[Collected data entries]
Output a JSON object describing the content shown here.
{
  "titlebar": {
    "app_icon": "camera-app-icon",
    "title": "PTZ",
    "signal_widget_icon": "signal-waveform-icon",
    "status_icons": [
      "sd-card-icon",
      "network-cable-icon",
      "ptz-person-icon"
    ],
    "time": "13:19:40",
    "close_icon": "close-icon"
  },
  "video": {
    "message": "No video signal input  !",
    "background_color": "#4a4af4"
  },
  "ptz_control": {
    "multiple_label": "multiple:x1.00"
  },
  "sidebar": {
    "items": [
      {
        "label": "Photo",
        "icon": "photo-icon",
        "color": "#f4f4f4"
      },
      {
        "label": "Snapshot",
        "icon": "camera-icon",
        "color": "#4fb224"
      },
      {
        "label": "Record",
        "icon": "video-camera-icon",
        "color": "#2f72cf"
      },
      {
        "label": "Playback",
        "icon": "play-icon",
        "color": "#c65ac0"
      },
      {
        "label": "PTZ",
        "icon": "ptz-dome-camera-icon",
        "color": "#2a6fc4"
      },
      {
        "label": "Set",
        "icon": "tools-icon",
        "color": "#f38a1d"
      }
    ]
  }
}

__Work to complete__:
Reproduce every line from the entries that holds the word "video".

__Exercise solution__:
  "video": {
    "message": "No video signal input  !",
        "icon": "video-camera-icon",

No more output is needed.